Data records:
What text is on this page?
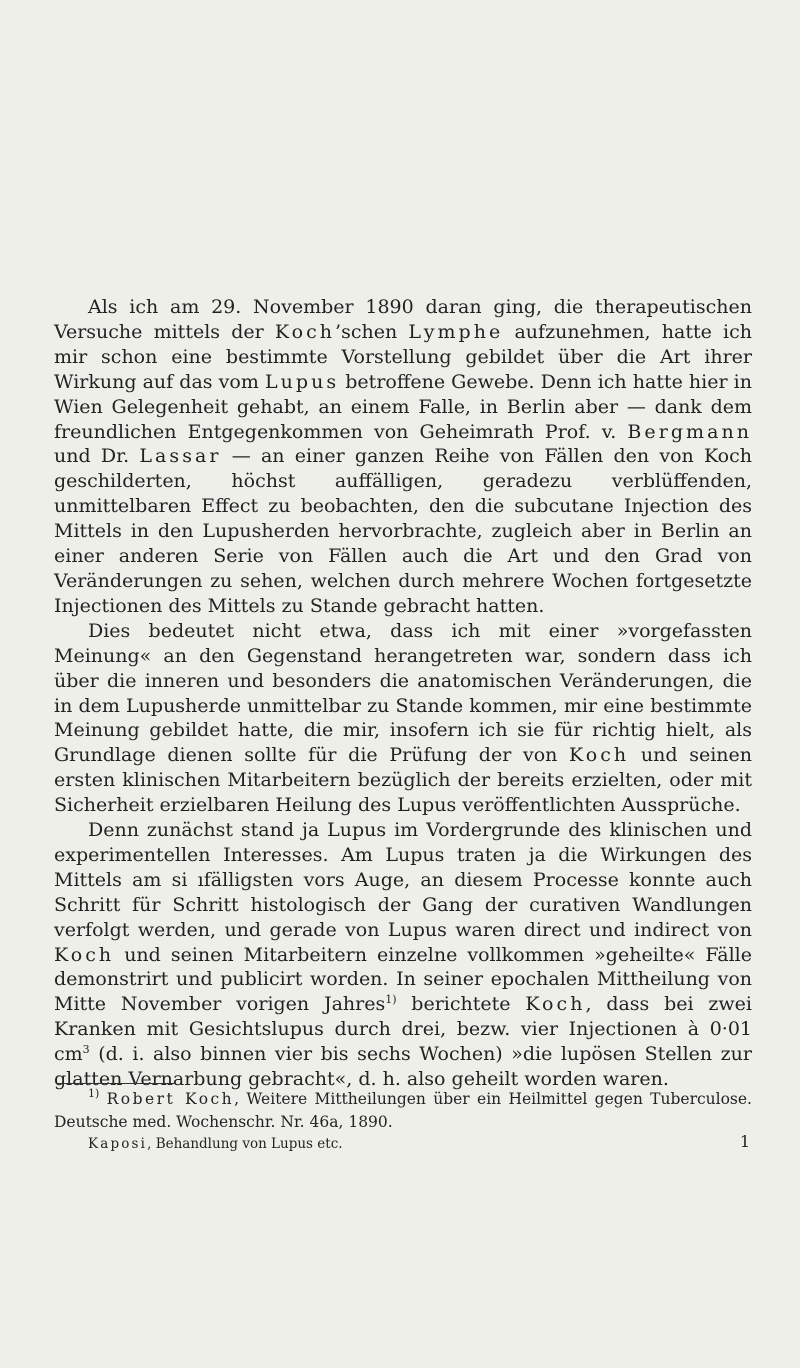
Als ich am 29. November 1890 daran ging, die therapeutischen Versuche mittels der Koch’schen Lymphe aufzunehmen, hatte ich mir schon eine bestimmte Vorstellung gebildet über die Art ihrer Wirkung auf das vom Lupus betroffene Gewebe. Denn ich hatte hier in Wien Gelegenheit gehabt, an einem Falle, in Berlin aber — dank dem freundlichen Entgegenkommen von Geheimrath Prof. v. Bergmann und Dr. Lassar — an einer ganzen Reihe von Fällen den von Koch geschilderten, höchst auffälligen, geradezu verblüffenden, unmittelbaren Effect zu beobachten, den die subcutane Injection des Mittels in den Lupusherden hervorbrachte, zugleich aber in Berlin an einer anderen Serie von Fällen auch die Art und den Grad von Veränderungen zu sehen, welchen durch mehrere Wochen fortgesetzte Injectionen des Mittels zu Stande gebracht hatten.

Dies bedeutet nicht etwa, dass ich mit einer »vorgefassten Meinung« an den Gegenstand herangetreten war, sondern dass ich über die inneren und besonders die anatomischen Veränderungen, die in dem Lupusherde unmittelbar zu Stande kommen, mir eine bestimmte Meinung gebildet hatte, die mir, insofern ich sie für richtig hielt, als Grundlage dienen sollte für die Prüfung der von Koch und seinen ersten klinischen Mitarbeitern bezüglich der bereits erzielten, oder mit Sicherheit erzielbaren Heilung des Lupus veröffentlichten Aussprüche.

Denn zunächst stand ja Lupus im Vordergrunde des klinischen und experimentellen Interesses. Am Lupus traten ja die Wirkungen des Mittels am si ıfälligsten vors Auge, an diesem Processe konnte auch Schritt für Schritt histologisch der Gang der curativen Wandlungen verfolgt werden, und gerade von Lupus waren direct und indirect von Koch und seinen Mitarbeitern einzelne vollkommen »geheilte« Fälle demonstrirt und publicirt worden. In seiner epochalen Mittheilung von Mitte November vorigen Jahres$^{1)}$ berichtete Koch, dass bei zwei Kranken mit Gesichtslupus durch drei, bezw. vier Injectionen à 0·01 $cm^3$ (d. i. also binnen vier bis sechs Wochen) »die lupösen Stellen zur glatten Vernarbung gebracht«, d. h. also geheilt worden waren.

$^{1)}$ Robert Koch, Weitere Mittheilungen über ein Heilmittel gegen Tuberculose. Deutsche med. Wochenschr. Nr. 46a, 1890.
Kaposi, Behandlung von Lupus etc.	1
...
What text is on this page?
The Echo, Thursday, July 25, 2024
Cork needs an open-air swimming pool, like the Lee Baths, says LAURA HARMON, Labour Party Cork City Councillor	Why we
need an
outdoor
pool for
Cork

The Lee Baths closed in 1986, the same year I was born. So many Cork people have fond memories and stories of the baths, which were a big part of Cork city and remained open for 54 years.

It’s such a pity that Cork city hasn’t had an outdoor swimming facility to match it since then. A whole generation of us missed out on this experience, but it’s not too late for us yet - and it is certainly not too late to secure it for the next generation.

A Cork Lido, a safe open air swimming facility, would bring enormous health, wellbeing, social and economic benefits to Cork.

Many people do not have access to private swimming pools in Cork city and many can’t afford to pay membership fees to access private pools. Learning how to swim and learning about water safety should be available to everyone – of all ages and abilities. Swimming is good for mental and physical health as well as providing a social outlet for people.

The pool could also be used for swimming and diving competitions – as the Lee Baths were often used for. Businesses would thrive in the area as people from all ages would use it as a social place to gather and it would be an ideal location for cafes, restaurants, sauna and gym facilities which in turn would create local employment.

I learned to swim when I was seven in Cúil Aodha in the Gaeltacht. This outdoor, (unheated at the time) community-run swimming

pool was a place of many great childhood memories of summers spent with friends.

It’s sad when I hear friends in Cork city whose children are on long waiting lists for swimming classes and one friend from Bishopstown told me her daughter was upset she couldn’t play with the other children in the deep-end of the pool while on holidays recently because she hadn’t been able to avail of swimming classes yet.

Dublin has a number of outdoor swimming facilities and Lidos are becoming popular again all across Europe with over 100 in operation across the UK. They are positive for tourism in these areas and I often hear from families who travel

WRITTEN EXERCISE:
Collect every line from the records above that contains the word "when".

REPLY:
I learned to swim when I was seven in Cúil Aodha in the Gaeltacht. This outdoor, (unheated at the time) community-run swimming
It’s sad when I hear friends in Cork city whose children are on long waiting lists for swimming classes and one friend from Bishopstown told me her daughter was upset she couldn’t play with the other children in the deep-end of the pool while on holidays recently because she hadn’t been able to avail of swimming classes yet.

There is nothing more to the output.